The records:
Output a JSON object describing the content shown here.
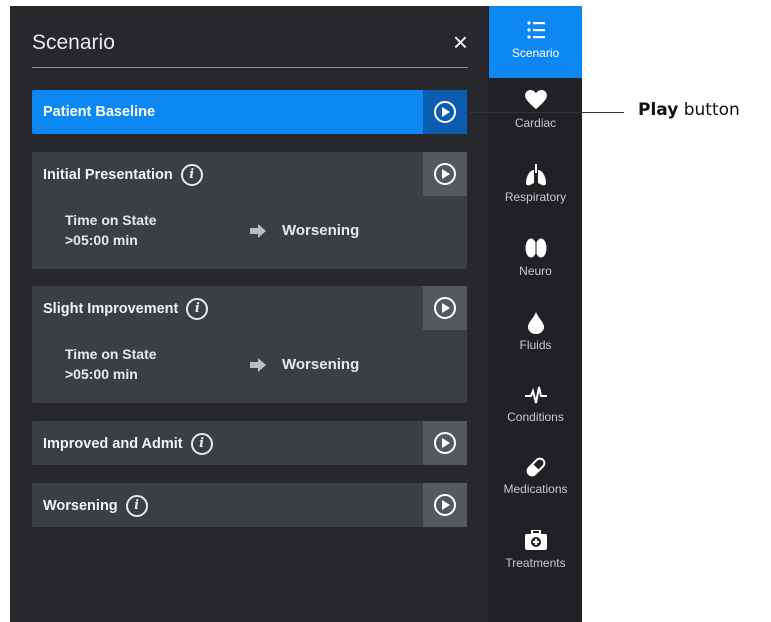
{
  "panel": {
    "title": "Scenario",
    "close_icon": "×"
  },
  "states": [
    {
      "name": "Patient Baseline",
      "active": true
    },
    {
      "name": "Initial Presentation",
      "time_label": "Time on State",
      "time_value": ">05:00 min",
      "next": "Worsening"
    },
    {
      "name": "Slight Improvement",
      "time_label": "Time on State",
      "time_value": ">05:00 min",
      "next": "Worsening"
    },
    {
      "name": "Improved and Admit"
    },
    {
      "name": "Worsening"
    }
  ],
  "info_icon": "i",
  "sidebar": {
    "items": [
      {
        "label": "Scenario",
        "icon": "list-icon"
      },
      {
        "label": "Cardiac",
        "icon": "heart-icon"
      },
      {
        "label": "Respiratory",
        "icon": "lungs-icon"
      },
      {
        "label": "Neuro",
        "icon": "brain-icon"
      },
      {
        "label": "Fluids",
        "icon": "droplet-icon"
      },
      {
        "label": "Conditions",
        "icon": "pulse-icon"
      },
      {
        "label": "Medications",
        "icon": "pill-icon"
      },
      {
        "label": "Treatments",
        "icon": "medkit-icon"
      }
    ]
  },
  "callout": {
    "bold": "Play",
    "rest": " button"
  },
  "colors": {
    "accent": "#0d87f2",
    "panel_bg": "#26282b",
    "card_bg": "#3b3e42"
  }
}
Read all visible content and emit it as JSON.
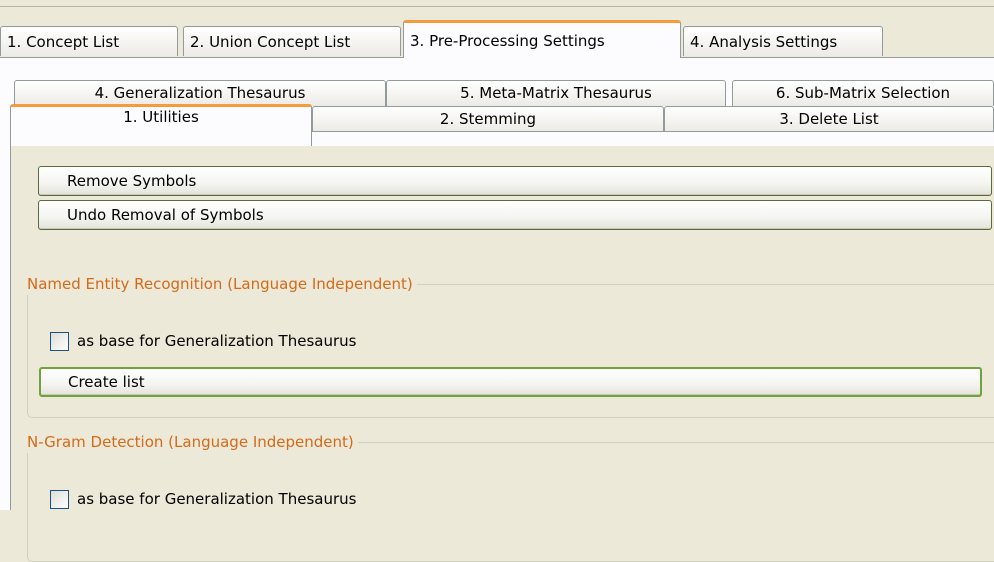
{
  "main_tabs": [
    {
      "label": "1. Concept List"
    },
    {
      "label": "2. Union Concept List"
    },
    {
      "label": "3. Pre-Processing Settings"
    },
    {
      "label": "4. Analysis Settings"
    }
  ],
  "sub_tabs_back": [
    {
      "label": "4. Generalization Thesaurus"
    },
    {
      "label": "5. Meta-Matrix Thesaurus"
    },
    {
      "label": "6. Sub-Matrix Selection"
    }
  ],
  "sub_tabs_front": [
    {
      "label": "1. Utilities"
    },
    {
      "label": "2. Stemming"
    },
    {
      "label": "3. Delete List"
    }
  ],
  "utilities": {
    "remove_symbols": "Remove Symbols",
    "undo_removal": "Undo Removal of Symbols"
  },
  "ner_group": {
    "title": "Named Entity Recognition (Language Independent)",
    "checkbox_label": "as base for Generalization Thesaurus",
    "checked": false,
    "create_list": "Create list"
  },
  "ngram_group": {
    "title": "N-Gram Detection (Language Independent)",
    "checkbox_label": "as base for Generalization Thesaurus",
    "checked": false
  },
  "colors": {
    "accent": "#f29c3b",
    "legend_text": "#d46a1a",
    "button_border": "#5a6b3b"
  }
}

Set problem: Working from the material above, transcribe it exactly while omitting pictures.

Result of the task:
Output a JSON object describing the content shown here.
{
  "panel": {
    "title": "Scenario",
    "close_icon": "×"
  },
  "states": [
    {
      "name": "Patient Baseline",
      "active": true
    },
    {
      "name": "Initial Presentation",
      "time_label": "Time on State",
      "time_value": ">05:00 min",
      "next": "Worsening"
    },
    {
      "name": "Slight Improvement",
      "time_label": "Time on State",
      "time_value": ">05:00 min",
      "next": "Worsening"
    },
    {
      "name": "Improved and Admit"
    },
    {
      "name": "Worsening"
    }
  ],
  "info_icon": "i",
  "sidebar": {
    "items": [
      {
        "label": "Scenario",
        "icon": "list-icon"
      },
      {
        "label": "Cardiac",
        "icon": "heart-icon"
      },
      {
        "label": "Respiratory",
        "icon": "lungs-icon"
      },
      {
        "label": "Neuro",
        "icon": "brain-icon"
      },
      {
        "label": "Fluids",
        "icon": "droplet-icon"
      },
      {
        "label": "Conditions",
        "icon": "pulse-icon"
      },
      {
        "label": "Medications",
        "icon": "pill-icon"
      },
      {
        "label": "Treatments",
        "icon": "medkit-icon"
      }
    ]
  },
  "callout": {
    "bold": "Play",
    "rest": " button"
  },
  "colors": {
    "accent": "#0d87f2",
    "panel_bg": "#26282b",
    "card_bg": "#3b3e42"
  }
}
Read all visible content and emit it as JSON.
{
  "main_tabs": [
    {
      "label": "1. Concept List"
    },
    {
      "label": "2. Union Concept List"
    },
    {
      "label": "3. Pre-Processing Settings"
    },
    {
      "label": "4. Analysis Settings"
    }
  ],
  "sub_tabs_back": [
    {
      "label": "4. Generalization Thesaurus"
    },
    {
      "label": "5. Meta-Matrix Thesaurus"
    },
    {
      "label": "6. Sub-Matrix Selection"
    }
  ],
  "sub_tabs_front": [
    {
      "label": "1. Utilities"
    },
    {
      "label": "2. Stemming"
    },
    {
      "label": "3. Delete List"
    }
  ],
  "utilities": {
    "remove_symbols": "Remove Symbols",
    "undo_removal": "Undo Removal of Symbols"
  },
  "ner_group": {
    "title": "Named Entity Recognition (Language Independent)",
    "checkbox_label": "as base for Generalization Thesaurus",
    "checked": false,
    "create_list": "Create list"
  },
  "ngram_group": {
    "title": "N-Gram Detection (Language Independent)",
    "checkbox_label": "as base for Generalization Thesaurus",
    "checked": false
  },
  "colors": {
    "accent": "#f29c3b",
    "legend_text": "#d46a1a",
    "button_border": "#5a6b3b"
  }
}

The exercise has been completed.